▶ **INSTRUCTIONS FOR THE TASK**
Present the following data again exactly as it is shown.

▼

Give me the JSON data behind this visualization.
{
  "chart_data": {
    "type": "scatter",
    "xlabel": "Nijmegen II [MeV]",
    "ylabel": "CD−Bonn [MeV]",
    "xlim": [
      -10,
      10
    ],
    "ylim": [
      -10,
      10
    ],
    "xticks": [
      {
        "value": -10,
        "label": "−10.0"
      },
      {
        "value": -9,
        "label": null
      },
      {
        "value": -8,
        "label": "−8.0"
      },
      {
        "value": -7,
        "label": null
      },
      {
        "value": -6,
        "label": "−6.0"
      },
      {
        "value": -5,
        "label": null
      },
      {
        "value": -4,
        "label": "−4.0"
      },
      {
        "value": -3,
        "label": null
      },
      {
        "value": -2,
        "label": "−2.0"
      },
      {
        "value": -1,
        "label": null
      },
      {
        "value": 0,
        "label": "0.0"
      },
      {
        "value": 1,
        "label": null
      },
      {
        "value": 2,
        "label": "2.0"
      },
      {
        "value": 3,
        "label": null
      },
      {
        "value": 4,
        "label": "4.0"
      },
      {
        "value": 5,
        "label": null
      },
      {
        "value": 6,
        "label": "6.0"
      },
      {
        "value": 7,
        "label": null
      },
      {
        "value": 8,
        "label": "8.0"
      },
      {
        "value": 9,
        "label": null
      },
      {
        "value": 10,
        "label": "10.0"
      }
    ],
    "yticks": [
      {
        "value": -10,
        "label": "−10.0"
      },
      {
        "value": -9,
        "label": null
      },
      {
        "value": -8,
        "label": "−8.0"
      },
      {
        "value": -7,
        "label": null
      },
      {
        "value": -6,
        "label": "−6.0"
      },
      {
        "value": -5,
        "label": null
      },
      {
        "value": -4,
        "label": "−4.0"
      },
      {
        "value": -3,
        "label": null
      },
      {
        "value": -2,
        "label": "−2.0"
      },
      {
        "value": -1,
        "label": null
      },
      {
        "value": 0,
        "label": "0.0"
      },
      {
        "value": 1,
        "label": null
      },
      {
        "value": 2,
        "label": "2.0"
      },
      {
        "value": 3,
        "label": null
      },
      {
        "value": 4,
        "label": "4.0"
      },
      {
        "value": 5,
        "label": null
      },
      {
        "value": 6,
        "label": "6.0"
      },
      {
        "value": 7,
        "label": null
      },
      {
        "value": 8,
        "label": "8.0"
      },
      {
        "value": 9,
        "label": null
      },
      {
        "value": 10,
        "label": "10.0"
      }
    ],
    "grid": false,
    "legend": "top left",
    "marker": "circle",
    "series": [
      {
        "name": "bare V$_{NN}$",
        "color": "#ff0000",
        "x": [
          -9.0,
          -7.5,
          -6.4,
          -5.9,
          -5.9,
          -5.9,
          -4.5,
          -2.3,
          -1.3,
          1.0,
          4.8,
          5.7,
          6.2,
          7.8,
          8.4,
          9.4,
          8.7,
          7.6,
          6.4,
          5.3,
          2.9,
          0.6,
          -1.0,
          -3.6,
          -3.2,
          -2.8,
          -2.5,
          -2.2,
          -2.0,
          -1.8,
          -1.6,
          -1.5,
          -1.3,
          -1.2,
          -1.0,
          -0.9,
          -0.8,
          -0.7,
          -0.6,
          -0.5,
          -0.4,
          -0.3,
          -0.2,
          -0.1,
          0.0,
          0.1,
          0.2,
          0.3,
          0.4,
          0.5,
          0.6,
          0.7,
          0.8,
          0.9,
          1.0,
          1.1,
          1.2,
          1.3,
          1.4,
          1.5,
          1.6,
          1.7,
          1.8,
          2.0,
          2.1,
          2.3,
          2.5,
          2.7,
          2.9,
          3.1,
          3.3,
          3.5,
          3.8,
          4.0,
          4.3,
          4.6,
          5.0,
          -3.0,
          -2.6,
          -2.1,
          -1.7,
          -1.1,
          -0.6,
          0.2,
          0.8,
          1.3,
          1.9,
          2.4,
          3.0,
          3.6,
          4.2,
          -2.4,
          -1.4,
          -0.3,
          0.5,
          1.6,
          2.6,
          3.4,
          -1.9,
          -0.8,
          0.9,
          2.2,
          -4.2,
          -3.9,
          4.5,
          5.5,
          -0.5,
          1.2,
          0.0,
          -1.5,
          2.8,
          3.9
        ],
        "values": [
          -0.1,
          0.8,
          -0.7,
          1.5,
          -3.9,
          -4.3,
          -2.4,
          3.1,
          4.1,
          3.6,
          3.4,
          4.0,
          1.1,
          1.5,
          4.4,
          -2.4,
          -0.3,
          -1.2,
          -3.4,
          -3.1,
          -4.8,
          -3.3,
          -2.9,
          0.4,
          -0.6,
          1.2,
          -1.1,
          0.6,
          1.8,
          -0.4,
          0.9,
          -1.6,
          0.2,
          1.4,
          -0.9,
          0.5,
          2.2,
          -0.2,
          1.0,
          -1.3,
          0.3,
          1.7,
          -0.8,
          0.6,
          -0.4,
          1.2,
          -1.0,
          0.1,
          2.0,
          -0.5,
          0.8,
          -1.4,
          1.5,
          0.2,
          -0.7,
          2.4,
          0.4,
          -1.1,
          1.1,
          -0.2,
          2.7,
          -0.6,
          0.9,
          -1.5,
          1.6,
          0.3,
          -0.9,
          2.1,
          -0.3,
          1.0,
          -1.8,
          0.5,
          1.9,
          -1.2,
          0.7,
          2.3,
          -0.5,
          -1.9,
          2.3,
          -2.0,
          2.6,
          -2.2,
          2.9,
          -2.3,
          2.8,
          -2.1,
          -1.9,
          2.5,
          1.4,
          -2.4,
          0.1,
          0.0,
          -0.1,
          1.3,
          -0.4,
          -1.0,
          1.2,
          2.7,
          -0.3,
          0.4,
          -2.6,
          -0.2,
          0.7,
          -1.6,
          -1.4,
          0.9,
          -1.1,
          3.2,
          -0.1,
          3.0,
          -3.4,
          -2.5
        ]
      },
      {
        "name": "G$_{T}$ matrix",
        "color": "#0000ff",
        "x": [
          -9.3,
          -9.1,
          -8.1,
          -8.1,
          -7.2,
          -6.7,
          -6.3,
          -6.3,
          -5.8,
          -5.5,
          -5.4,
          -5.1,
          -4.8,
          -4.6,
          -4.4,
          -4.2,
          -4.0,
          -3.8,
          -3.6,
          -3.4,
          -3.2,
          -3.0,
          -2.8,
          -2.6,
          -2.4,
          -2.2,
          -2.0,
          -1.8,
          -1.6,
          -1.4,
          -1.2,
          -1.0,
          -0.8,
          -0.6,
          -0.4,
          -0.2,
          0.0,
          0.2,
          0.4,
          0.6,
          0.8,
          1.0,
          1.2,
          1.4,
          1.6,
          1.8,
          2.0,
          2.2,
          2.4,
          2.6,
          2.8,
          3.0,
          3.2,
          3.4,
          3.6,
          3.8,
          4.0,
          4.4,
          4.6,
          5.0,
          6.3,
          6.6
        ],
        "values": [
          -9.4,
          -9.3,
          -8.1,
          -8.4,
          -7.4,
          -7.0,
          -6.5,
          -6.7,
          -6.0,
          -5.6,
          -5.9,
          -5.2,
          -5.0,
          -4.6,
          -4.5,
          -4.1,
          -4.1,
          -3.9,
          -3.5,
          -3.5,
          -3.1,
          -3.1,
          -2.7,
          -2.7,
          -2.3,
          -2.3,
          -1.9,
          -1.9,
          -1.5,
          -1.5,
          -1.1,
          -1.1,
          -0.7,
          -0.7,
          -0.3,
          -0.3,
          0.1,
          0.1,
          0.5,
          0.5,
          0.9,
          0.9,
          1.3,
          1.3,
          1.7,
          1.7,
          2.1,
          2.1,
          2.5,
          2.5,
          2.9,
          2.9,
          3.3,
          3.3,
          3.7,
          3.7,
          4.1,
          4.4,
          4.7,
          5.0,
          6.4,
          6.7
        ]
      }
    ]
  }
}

▲

▶ **THE ANSWER**
Give me the JSON data behind this visualization.
{
  "chart_data": {
    "type": "scatter",
    "xlabel": "Nijmegen II [MeV]",
    "ylabel": "CD−Bonn [MeV]",
    "xlim": [
      -10,
      10
    ],
    "ylim": [
      -10,
      10
    ],
    "xticks": [
      {
        "value": -10,
        "label": "−10.0"
      },
      {
        "value": -9,
        "label": null
      },
      {
        "value": -8,
        "label": "−8.0"
      },
      {
        "value": -7,
        "label": null
      },
      {
        "value": -6,
        "label": "−6.0"
      },
      {
        "value": -5,
        "label": null
      },
      {
        "value": -4,
        "label": "−4.0"
      },
      {
        "value": -3,
        "label": null
      },
      {
        "value": -2,
        "label": "−2.0"
      },
      {
        "value": -1,
        "label": null
      },
      {
        "value": 0,
        "label": "0.0"
      },
      {
        "value": 1,
        "label": null
      },
      {
        "value": 2,
        "label": "2.0"
      },
      {
        "value": 3,
        "label": null
      },
      {
        "value": 4,
        "label": "4.0"
      },
      {
        "value": 5,
        "label": null
      },
      {
        "value": 6,
        "label": "6.0"
      },
      {
        "value": 7,
        "label": null
      },
      {
        "value": 8,
        "label": "8.0"
      },
      {
        "value": 9,
        "label": null
      },
      {
        "value": 10,
        "label": "10.0"
      }
    ],
    "yticks": [
      {
        "value": -10,
        "label": "−10.0"
      },
      {
        "value": -9,
        "label": null
      },
      {
        "value": -8,
        "label": "−8.0"
      },
      {
        "value": -7,
        "label": null
      },
      {
        "value": -6,
        "label": "−6.0"
      },
      {
        "value": -5,
        "label": null
      },
      {
        "value": -4,
        "label": "−4.0"
      },
      {
        "value": -3,
        "label": null
      },
      {
        "value": -2,
        "label": "−2.0"
      },
      {
        "value": -1,
        "label": null
      },
      {
        "value": 0,
        "label": "0.0"
      },
      {
        "value": 1,
        "label": null
      },
      {
        "value": 2,
        "label": "2.0"
      },
      {
        "value": 3,
        "label": null
      },
      {
        "value": 4,
        "label": "4.0"
      },
      {
        "value": 5,
        "label": null
      },
      {
        "value": 6,
        "label": "6.0"
      },
      {
        "value": 7,
        "label": null
      },
      {
        "value": 8,
        "label": "8.0"
      },
      {
        "value": 9,
        "label": null
      },
      {
        "value": 10,
        "label": "10.0"
      }
    ],
    "grid": false,
    "legend": "top left",
    "marker": "circle",
    "series": [
      {
        "name": "bare V$_{NN}$",
        "color": "#ff0000",
        "x": [
          -9.0,
          -7.5,
          -6.4,
          -5.9,
          -5.9,
          -5.9,
          -4.5,
          -2.3,
          -1.3,
          1.0,
          4.8,
          5.7,
          6.2,
          7.8,
          8.4,
          9.4,
          8.7,
          7.6,
          6.4,
          5.3,
          2.9,
          0.6,
          -1.0,
          -3.6,
          -3.2,
          -2.8,
          -2.5,
          -2.2,
          -2.0,
          -1.8,
          -1.6,
          -1.5,
          -1.3,
          -1.2,
          -1.0,
          -0.9,
          -0.8,
          -0.7,
          -0.6,
          -0.5,
          -0.4,
          -0.3,
          -0.2,
          -0.1,
          0.0,
          0.1,
          0.2,
          0.3,
          0.4,
          0.5,
          0.6,
          0.7,
          0.8,
          0.9,
          1.0,
          1.1,
          1.2,
          1.3,
          1.4,
          1.5,
          1.6,
          1.7,
          1.8,
          2.0,
          2.1,
          2.3,
          2.5,
          2.7,
          2.9,
          3.1,
          3.3,
          3.5,
          3.8,
          4.0,
          4.3,
          4.6,
          5.0,
          -3.0,
          -2.6,
          -2.1,
          -1.7,
          -1.1,
          -0.6,
          0.2,
          0.8,
          1.3,
          1.9,
          2.4,
          3.0,
          3.6,
          4.2,
          -2.4,
          -1.4,
          -0.3,
          0.5,
          1.6,
          2.6,
          3.4,
          -1.9,
          -0.8,
          0.9,
          2.2,
          -4.2,
          -3.9,
          4.5,
          5.5,
          -0.5,
          1.2,
          0.0,
          -1.5,
          2.8,
          3.9
        ],
        "values": [
          -0.1,
          0.8,
          -0.7,
          1.5,
          -3.9,
          -4.3,
          -2.4,
          3.1,
          4.1,
          3.6,
          3.4,
          4.0,
          1.1,
          1.5,
          4.4,
          -2.4,
          -0.3,
          -1.2,
          -3.4,
          -3.1,
          -4.8,
          -3.3,
          -2.9,
          0.4,
          -0.6,
          1.2,
          -1.1,
          0.6,
          1.8,
          -0.4,
          0.9,
          -1.6,
          0.2,
          1.4,
          -0.9,
          0.5,
          2.2,
          -0.2,
          1.0,
          -1.3,
          0.3,
          1.7,
          -0.8,
          0.6,
          -0.4,
          1.2,
          -1.0,
          0.1,
          2.0,
          -0.5,
          0.8,
          -1.4,
          1.5,
          0.2,
          -0.7,
          2.4,
          0.4,
          -1.1,
          1.1,
          -0.2,
          2.7,
          -0.6,
          0.9,
          -1.5,
          1.6,
          0.3,
          -0.9,
          2.1,
          -0.3,
          1.0,
          -1.8,
          0.5,
          1.9,
          -1.2,
          0.7,
          2.3,
          -0.5,
          -1.9,
          2.3,
          -2.0,
          2.6,
          -2.2,
          2.9,
          -2.3,
          2.8,
          -2.1,
          -1.9,
          2.5,
          1.4,
          -2.4,
          0.1,
          0.0,
          -0.1,
          1.3,
          -0.4,
          -1.0,
          1.2,
          2.7,
          -0.3,
          0.4,
          -2.6,
          -0.2,
          0.7,
          -1.6,
          -1.4,
          0.9,
          -1.1,
          3.2,
          -0.1,
          3.0,
          -3.4,
          -2.5
        ]
      },
      {
        "name": "G$_{T}$ matrix",
        "color": "#0000ff",
        "x": [
          -9.3,
          -9.1,
          -8.1,
          -8.1,
          -7.2,
          -6.7,
          -6.3,
          -6.3,
          -5.8,
          -5.5,
          -5.4,
          -5.1,
          -4.8,
          -4.6,
          -4.4,
          -4.2,
          -4.0,
          -3.8,
          -3.6,
          -3.4,
          -3.2,
          -3.0,
          -2.8,
          -2.6,
          -2.4,
          -2.2,
          -2.0,
          -1.8,
          -1.6,
          -1.4,
          -1.2,
          -1.0,
          -0.8,
          -0.6,
          -0.4,
          -0.2,
          0.0,
          0.2,
          0.4,
          0.6,
          0.8,
          1.0,
          1.2,
          1.4,
          1.6,
          1.8,
          2.0,
          2.2,
          2.4,
          2.6,
          2.8,
          3.0,
          3.2,
          3.4,
          3.6,
          3.8,
          4.0,
          4.4,
          4.6,
          5.0,
          6.3,
          6.6
        ],
        "values": [
          -9.4,
          -9.3,
          -8.1,
          -8.4,
          -7.4,
          -7.0,
          -6.5,
          -6.7,
          -6.0,
          -5.6,
          -5.9,
          -5.2,
          -5.0,
          -4.6,
          -4.5,
          -4.1,
          -4.1,
          -3.9,
          -3.5,
          -3.5,
          -3.1,
          -3.1,
          -2.7,
          -2.7,
          -2.3,
          -2.3,
          -1.9,
          -1.9,
          -1.5,
          -1.5,
          -1.1,
          -1.1,
          -0.7,
          -0.7,
          -0.3,
          -0.3,
          0.1,
          0.1,
          0.5,
          0.5,
          0.9,
          0.9,
          1.3,
          1.3,
          1.7,
          1.7,
          2.1,
          2.1,
          2.5,
          2.5,
          2.9,
          2.9,
          3.3,
          3.3,
          3.7,
          3.7,
          4.1,
          4.4,
          4.7,
          5.0,
          6.4,
          6.7
        ]
      }
    ]
  }
}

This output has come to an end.